GIVEN DATA
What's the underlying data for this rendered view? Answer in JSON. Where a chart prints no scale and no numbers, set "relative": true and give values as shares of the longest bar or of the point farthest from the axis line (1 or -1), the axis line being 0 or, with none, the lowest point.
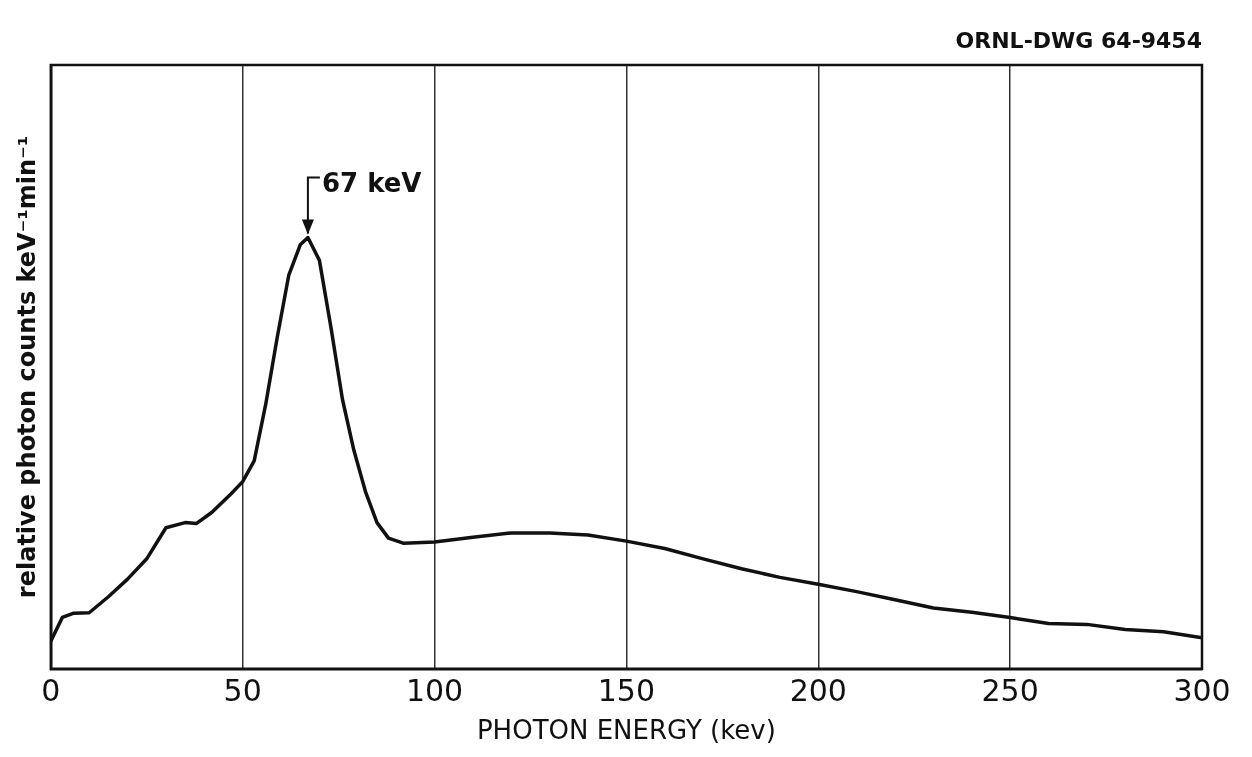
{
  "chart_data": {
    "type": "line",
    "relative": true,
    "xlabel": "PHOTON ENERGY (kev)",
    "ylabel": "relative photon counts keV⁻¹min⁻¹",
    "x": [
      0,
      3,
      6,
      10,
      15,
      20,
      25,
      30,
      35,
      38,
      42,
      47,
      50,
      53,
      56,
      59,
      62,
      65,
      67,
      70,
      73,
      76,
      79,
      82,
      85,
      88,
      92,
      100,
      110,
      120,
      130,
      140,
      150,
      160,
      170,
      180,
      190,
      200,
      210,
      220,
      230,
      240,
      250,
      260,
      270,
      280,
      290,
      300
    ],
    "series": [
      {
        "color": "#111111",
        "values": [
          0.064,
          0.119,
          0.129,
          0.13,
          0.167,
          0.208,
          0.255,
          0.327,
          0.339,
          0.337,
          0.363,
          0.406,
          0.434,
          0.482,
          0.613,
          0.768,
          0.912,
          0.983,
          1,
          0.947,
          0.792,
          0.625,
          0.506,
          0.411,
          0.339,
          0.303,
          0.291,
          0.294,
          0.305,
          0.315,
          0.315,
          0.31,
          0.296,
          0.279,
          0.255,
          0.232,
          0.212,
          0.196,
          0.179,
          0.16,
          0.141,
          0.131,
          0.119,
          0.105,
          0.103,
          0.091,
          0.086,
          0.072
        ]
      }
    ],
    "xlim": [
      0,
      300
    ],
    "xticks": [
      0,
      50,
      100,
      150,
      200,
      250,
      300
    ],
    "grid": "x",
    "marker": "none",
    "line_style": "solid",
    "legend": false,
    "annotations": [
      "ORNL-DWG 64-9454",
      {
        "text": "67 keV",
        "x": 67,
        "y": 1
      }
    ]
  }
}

TASK
Leave out the pictures and copy the rest of the material above exactly.

ANSWER FOR THE TASK
What's the underlying data for this rendered view? Answer in JSON. Where a chart prints no scale and no numbers, set "relative": true and give values as shares of the longest bar or of the point farthest from the axis line (1 or -1), the axis line being 0 or, with none, the lowest point.
{
  "chart_data": {
    "type": "line",
    "relative": true,
    "xlabel": "PHOTON ENERGY (kev)",
    "ylabel": "relative photon counts keV⁻¹min⁻¹",
    "x": [
      0,
      3,
      6,
      10,
      15,
      20,
      25,
      30,
      35,
      38,
      42,
      47,
      50,
      53,
      56,
      59,
      62,
      65,
      67,
      70,
      73,
      76,
      79,
      82,
      85,
      88,
      92,
      100,
      110,
      120,
      130,
      140,
      150,
      160,
      170,
      180,
      190,
      200,
      210,
      220,
      230,
      240,
      250,
      260,
      270,
      280,
      290,
      300
    ],
    "series": [
      {
        "color": "#111111",
        "values": [
          0.064,
          0.119,
          0.129,
          0.13,
          0.167,
          0.208,
          0.255,
          0.327,
          0.339,
          0.337,
          0.363,
          0.406,
          0.434,
          0.482,
          0.613,
          0.768,
          0.912,
          0.983,
          1,
          0.947,
          0.792,
          0.625,
          0.506,
          0.411,
          0.339,
          0.303,
          0.291,
          0.294,
          0.305,
          0.315,
          0.315,
          0.31,
          0.296,
          0.279,
          0.255,
          0.232,
          0.212,
          0.196,
          0.179,
          0.16,
          0.141,
          0.131,
          0.119,
          0.105,
          0.103,
          0.091,
          0.086,
          0.072
        ]
      }
    ],
    "xlim": [
      0,
      300
    ],
    "xticks": [
      0,
      50,
      100,
      150,
      200,
      250,
      300
    ],
    "grid": "x",
    "marker": "none",
    "line_style": "solid",
    "legend": false,
    "annotations": [
      "ORNL-DWG 64-9454",
      {
        "text": "67 keV",
        "x": 67,
        "y": 1
      }
    ]
  }
}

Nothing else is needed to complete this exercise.